● **EXERCISE**:
Using the listing below, please gather every line containing the word "name".

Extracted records
○ ○ ○
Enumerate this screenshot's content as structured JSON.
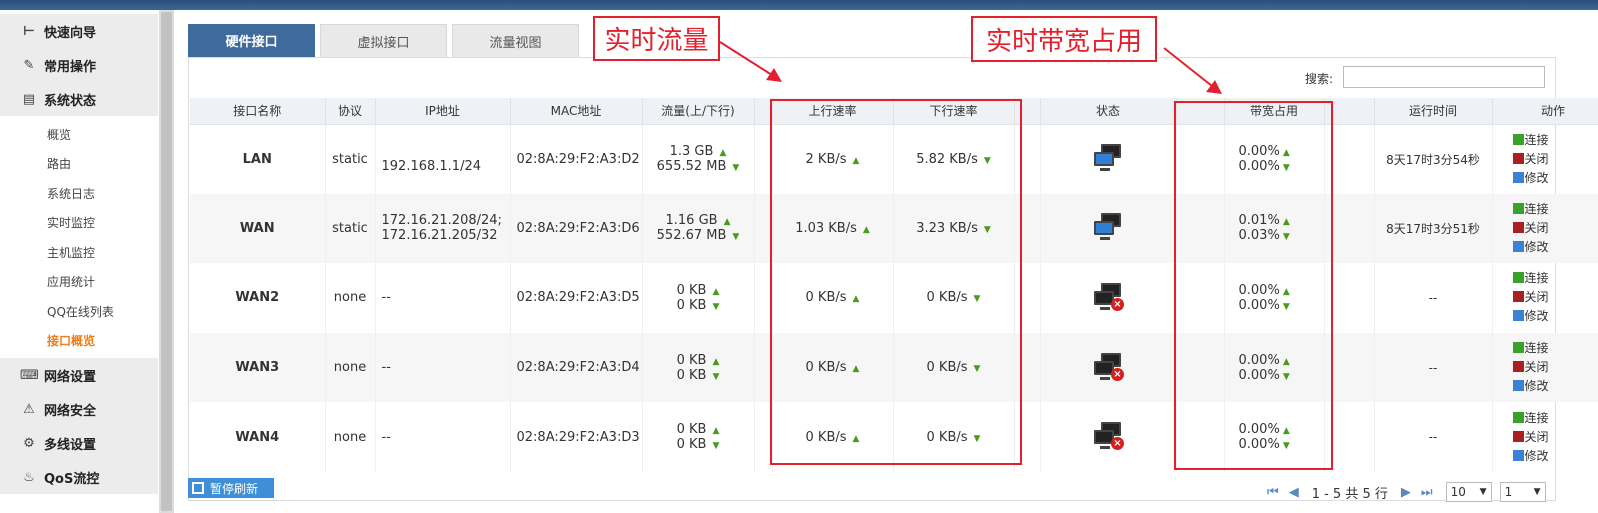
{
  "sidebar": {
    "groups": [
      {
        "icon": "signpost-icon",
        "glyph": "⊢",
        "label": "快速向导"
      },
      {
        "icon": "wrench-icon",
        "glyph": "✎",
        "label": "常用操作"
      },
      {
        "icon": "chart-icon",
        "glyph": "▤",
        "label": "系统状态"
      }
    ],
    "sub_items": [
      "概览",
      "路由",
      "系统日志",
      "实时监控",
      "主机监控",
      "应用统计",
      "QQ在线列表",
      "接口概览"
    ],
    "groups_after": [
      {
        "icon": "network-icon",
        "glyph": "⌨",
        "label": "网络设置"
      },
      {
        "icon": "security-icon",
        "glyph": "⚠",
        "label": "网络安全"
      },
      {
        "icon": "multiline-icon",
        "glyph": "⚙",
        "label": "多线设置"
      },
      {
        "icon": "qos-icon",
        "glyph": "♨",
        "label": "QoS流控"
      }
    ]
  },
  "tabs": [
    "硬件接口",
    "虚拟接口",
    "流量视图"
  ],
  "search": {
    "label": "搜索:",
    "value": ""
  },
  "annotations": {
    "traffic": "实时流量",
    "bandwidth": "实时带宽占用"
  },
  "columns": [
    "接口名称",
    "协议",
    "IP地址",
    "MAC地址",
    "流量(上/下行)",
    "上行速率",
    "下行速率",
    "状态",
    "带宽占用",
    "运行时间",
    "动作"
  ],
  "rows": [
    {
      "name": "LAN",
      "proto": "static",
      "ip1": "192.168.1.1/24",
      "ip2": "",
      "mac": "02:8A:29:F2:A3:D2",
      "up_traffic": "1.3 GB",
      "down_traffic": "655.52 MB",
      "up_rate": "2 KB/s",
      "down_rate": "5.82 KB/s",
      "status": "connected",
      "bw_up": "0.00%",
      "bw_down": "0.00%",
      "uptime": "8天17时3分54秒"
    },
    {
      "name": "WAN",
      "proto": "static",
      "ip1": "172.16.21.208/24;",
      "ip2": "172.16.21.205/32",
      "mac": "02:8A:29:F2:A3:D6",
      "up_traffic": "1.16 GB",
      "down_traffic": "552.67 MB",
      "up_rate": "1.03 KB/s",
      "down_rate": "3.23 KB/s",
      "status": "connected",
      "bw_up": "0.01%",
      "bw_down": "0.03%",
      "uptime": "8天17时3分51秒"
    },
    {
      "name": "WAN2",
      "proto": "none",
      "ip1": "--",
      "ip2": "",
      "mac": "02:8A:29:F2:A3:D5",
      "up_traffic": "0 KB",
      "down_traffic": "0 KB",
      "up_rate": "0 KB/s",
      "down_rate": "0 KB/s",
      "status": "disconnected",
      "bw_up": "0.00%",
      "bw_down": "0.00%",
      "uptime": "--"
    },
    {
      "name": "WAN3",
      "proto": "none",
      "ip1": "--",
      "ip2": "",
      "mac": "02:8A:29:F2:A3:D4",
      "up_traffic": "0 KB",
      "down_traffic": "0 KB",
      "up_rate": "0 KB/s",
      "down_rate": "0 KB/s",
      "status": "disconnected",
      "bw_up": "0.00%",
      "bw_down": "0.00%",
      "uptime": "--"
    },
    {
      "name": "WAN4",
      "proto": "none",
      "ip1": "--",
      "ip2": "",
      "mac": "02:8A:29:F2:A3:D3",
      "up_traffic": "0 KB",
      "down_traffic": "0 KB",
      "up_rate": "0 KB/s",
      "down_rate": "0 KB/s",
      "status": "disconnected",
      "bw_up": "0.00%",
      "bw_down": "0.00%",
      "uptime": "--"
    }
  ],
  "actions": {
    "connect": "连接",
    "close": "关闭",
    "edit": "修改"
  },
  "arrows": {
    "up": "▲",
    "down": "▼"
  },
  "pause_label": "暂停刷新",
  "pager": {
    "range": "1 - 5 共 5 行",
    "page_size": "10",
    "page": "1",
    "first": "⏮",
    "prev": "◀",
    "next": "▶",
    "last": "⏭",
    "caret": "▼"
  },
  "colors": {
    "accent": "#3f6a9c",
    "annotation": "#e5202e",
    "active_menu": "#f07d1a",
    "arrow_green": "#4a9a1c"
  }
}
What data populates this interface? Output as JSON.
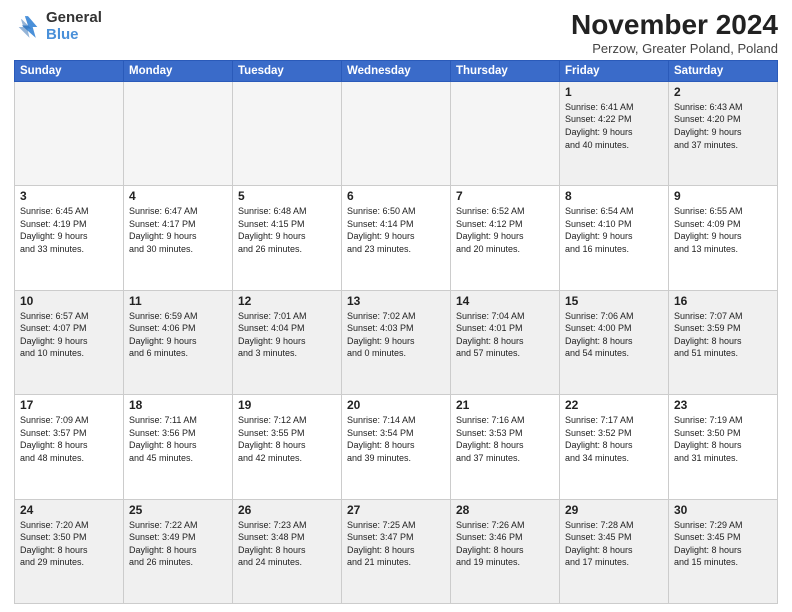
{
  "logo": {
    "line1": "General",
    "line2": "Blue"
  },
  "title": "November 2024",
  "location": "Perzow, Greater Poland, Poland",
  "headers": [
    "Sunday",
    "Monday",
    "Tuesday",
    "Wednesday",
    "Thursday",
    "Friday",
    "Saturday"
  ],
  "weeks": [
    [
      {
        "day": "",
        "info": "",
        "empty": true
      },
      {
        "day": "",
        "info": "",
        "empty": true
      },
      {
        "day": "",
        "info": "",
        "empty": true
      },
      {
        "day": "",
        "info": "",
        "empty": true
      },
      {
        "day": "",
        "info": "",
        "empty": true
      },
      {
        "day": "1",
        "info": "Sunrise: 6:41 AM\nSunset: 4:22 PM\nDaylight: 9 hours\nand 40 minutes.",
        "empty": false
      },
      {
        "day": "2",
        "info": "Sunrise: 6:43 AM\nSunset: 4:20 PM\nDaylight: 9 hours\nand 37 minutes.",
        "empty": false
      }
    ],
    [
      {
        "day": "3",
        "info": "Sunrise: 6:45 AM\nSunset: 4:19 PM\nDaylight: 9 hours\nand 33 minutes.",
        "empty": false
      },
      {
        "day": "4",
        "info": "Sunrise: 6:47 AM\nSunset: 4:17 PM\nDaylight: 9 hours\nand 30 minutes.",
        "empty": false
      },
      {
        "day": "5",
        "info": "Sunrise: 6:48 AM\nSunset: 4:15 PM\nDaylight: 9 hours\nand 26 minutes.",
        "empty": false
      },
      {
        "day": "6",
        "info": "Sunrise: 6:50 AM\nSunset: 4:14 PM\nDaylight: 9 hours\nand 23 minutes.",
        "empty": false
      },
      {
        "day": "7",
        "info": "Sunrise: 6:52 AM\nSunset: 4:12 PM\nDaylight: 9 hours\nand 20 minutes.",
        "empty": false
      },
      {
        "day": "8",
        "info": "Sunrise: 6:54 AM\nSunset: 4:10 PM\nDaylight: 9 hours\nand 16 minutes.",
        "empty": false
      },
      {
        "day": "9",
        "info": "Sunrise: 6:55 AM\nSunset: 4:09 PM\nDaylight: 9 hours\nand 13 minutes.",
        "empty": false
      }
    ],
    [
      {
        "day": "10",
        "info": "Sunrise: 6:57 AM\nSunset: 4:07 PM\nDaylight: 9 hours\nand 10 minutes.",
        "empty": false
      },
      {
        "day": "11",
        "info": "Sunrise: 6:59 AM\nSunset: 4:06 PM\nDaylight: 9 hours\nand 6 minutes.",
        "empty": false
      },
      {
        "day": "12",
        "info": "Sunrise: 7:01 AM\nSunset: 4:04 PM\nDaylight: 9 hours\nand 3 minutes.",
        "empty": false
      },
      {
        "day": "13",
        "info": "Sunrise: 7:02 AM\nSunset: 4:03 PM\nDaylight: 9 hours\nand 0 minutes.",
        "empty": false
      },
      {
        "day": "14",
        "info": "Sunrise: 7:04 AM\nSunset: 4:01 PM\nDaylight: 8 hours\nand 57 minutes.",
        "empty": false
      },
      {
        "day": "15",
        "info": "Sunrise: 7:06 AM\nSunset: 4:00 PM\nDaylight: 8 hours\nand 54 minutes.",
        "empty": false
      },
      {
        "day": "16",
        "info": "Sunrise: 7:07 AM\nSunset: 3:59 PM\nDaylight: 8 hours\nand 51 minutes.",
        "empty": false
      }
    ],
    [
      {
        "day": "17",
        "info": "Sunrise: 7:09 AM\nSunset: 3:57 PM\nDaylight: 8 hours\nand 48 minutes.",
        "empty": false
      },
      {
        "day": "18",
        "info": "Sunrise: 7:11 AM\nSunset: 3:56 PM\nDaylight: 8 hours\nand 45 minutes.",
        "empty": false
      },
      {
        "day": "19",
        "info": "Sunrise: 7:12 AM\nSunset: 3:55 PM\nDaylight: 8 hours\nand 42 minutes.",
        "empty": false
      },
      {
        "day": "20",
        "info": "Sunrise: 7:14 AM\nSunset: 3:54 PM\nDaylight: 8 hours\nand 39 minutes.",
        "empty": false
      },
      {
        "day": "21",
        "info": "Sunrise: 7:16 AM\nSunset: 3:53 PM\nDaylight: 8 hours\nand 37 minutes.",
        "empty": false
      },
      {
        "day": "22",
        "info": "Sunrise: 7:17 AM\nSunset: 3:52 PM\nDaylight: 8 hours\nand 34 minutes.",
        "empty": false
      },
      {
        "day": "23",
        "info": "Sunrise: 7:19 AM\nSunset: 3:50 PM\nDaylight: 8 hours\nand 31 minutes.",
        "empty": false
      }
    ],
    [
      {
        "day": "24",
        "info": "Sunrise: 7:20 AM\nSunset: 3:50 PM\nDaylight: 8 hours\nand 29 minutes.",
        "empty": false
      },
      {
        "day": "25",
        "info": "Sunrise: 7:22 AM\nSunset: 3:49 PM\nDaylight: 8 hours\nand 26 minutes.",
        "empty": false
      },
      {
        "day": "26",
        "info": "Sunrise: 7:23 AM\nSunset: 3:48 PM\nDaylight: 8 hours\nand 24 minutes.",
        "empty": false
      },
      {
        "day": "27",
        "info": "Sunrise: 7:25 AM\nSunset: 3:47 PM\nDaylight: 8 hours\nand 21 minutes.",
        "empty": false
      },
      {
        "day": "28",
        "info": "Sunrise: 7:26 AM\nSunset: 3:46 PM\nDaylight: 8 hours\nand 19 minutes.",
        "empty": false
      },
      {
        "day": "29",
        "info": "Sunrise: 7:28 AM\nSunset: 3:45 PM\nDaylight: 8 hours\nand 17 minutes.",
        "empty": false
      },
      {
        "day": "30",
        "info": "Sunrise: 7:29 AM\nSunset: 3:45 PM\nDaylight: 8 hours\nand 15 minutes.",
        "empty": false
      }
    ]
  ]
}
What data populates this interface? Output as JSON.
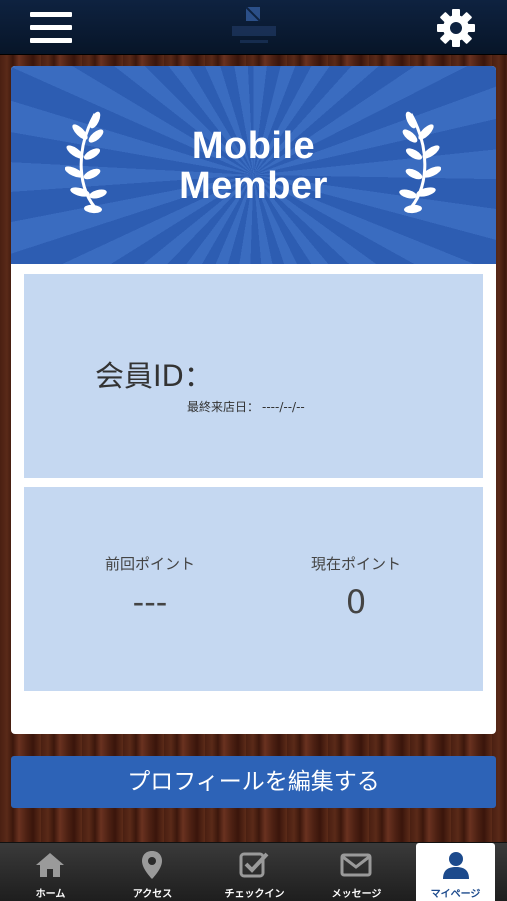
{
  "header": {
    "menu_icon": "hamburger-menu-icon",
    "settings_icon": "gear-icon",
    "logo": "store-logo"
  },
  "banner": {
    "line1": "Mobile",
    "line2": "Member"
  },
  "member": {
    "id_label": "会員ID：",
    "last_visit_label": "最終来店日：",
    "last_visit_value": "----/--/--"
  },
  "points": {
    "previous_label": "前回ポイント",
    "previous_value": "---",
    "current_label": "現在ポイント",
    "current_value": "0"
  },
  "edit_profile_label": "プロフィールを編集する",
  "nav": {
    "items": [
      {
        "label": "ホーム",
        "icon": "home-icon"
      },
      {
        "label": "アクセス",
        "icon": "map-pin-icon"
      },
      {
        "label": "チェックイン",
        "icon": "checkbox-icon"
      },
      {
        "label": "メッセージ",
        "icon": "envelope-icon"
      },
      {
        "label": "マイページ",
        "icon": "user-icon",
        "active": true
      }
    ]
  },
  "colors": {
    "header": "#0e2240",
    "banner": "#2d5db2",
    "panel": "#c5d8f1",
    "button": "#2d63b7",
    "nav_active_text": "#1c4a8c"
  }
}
○ ○ ○
● **SOLUTION FOR THIS TASK**:
      "name": "LAN",
      "name": "WAN",
      "name": "WAN2",
      "name": "WAN3",
      "name": "WAN4",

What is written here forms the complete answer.